Identify each line containing the word "enabled" and copy it.

****************************************

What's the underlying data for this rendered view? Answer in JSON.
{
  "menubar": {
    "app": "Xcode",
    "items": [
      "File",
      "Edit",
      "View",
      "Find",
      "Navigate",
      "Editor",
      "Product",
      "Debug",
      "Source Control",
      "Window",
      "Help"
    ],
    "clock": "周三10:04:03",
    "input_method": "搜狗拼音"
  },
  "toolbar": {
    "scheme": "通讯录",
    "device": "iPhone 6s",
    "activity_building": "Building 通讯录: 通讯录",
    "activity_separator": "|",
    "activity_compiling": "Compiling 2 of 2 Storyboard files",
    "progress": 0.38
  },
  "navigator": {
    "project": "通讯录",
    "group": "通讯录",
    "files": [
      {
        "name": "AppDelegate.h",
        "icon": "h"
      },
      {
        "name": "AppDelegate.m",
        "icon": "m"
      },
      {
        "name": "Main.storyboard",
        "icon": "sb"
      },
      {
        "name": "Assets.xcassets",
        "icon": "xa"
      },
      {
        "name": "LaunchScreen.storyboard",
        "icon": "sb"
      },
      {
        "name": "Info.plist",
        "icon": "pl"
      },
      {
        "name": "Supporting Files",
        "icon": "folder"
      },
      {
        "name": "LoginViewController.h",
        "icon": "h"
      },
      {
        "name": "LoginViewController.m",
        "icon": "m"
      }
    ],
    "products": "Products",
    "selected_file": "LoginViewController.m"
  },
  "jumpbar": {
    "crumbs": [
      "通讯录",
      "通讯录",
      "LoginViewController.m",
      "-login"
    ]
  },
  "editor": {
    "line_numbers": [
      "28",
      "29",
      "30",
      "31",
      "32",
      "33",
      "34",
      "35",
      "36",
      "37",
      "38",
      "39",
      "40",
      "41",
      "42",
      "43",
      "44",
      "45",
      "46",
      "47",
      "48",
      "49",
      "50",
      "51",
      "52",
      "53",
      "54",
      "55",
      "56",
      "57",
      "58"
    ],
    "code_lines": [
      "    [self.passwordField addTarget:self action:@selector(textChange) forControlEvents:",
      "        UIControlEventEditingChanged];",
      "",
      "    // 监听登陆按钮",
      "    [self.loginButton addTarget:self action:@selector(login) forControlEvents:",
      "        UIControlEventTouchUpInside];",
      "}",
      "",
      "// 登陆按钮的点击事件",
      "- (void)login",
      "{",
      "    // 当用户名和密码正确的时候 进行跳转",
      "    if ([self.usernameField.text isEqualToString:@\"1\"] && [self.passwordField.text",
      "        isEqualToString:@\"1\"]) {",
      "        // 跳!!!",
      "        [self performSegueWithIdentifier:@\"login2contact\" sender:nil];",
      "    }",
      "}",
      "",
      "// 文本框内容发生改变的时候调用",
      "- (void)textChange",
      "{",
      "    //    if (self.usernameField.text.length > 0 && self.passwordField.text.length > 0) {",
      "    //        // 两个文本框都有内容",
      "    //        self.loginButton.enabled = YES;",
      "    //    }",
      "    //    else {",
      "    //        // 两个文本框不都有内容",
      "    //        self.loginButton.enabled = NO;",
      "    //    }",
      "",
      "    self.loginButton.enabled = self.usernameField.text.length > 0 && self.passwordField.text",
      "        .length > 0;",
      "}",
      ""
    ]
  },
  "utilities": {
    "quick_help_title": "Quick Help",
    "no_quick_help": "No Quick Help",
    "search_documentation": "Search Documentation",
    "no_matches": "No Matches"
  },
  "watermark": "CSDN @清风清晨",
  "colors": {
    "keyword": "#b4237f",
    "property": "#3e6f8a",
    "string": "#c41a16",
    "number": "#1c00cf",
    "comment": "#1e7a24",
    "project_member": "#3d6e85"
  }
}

****************************************

▶ WORKED SOLUTION:
      "    //        self.loginButton.enabled = YES;",
      "    //        self.loginButton.enabled = NO;",
      "    self.loginButton.enabled = self.usernameField.text.length > 0 && self.passwordField.text",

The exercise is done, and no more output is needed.